*TASK REQUIREMENTS:* Each entry below must be repeated exactly, with pictures left out.

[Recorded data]
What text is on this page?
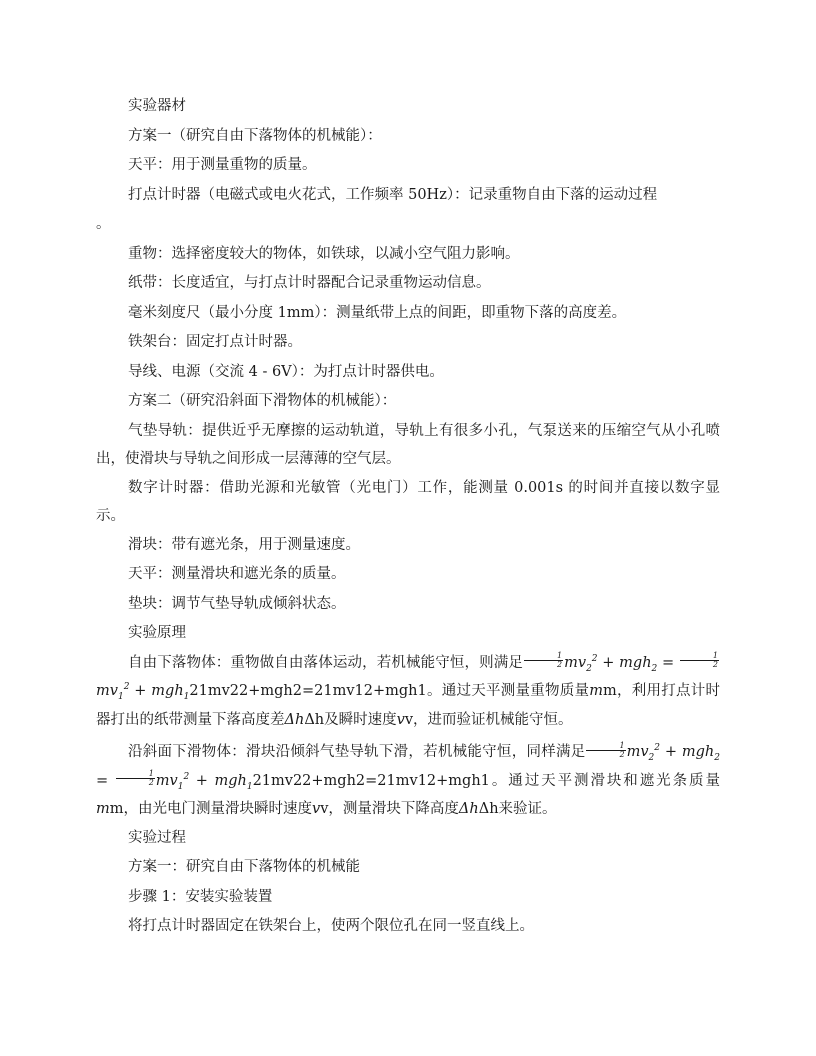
实验器材

方案一（研究自由下落物体的机械能）：

天平：用于测量重物的质量。

打点计时器（电磁式或电火花式，工作频率 50Hz）：记录重物自由下落的运动过程

。

重物：选择密度较大的物体，如铁球，以减小空气阻力影响。

纸带：长度适宜，与打点计时器配合记录重物运动信息。

毫米刻度尺（最小分度 1mm）：测量纸带上点的间距，即重物下落的高度差。

铁架台：固定打点计时器。

导线、电源（交流 4 - 6V）：为打点计时器供电。

方案二（研究沿斜面下滑物体的机械能）：

气垫导轨：提供近乎无摩擦的运动轨道，导轨上有很多小孔，气泵送来的压缩空气从小孔喷出，使滑块与导轨之间形成一层薄薄的空气层。

数字计时器：借助光源和光敏管（光电门）工作，能测量 0.001s 的时间并直接以数字显示。

滑块：带有遮光条，用于测量速度。

天平：测量滑块和遮光条的质量。

垫块：调节气垫导轨成倾斜状态。

实验原理

自由下落物体：重物做自由落体运动，若机械能守恒，则满足 $\frac{1}{2} mv_2^2 + mgh_2 = \frac{1}{2}$
$mv_1^2 + mgh_121mv22+mgh2=21mv12+mgh1$。通过天平测量重物质量mm，利用打点计时器打出的纸带测量下落高度差ΔhΔh及瞬时速度vv，进而验证机械能守恒。

沿斜面下滑物体：滑块沿倾斜气垫导轨下滑，若机械能守恒，同样满足 $\frac{1}{2} mv_2^2 + mgh_2 = \frac{1}{2} mv_1^2 + mgh_121mv22+mgh2=21mv12+mgh1$。通过天平测滑块和遮光条质量mm，由光电门测量滑块瞬时速度vv，测量滑块下降高度ΔhΔh来验证。

实验过程

方案一：研究自由下落物体的机械能

步骤 1：安装实验装置

将打点计时器固定在铁架台上，使两个限位孔在同一竖直线上。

*RESPONSE FOR THIS EXERCISE:*
What text is on this page?
实验器材

方案一（研究自由下落物体的机械能）：

天平：用于测量重物的质量。

打点计时器（电磁式或电火花式，工作频率 50Hz）：记录重物自由下落的运动过程

。

重物：选择密度较大的物体，如铁球，以减小空气阻力影响。

纸带：长度适宜，与打点计时器配合记录重物运动信息。

毫米刻度尺（最小分度 1mm）：测量纸带上点的间距，即重物下落的高度差。

铁架台：固定打点计时器。

导线、电源（交流 4 - 6V）：为打点计时器供电。

方案二（研究沿斜面下滑物体的机械能）：

气垫导轨：提供近乎无摩擦的运动轨道，导轨上有很多小孔，气泵送来的压缩空气从小孔喷出，使滑块与导轨之间形成一层薄薄的空气层。

数字计时器：借助光源和光敏管（光电门）工作，能测量 0.001s 的时间并直接以数字显示。

滑块：带有遮光条，用于测量速度。

天平：测量滑块和遮光条的质量。

垫块：调节气垫导轨成倾斜状态。

实验原理

自由下落物体：重物做自由落体运动，若机械能守恒，则满足 $\frac{1}{2} mv_2^2 + mgh_2 = \frac{1}{2}$
$mv_1^2 + mgh_121mv22+mgh2=21mv12+mgh1$。通过天平测量重物质量mm，利用打点计时器打出的纸带测量下落高度差ΔhΔh及瞬时速度vv，进而验证机械能守恒。

沿斜面下滑物体：滑块沿倾斜气垫导轨下滑，若机械能守恒，同样满足 $\frac{1}{2} mv_2^2 + mgh_2 = \frac{1}{2} mv_1^2 + mgh_121mv22+mgh2=21mv12+mgh1$。通过天平测滑块和遮光条质量mm，由光电门测量滑块瞬时速度vv，测量滑块下降高度ΔhΔh来验证。

实验过程

方案一：研究自由下落物体的机械能

步骤 1：安装实验装置

将打点计时器固定在铁架台上，使两个限位孔在同一竖直线上。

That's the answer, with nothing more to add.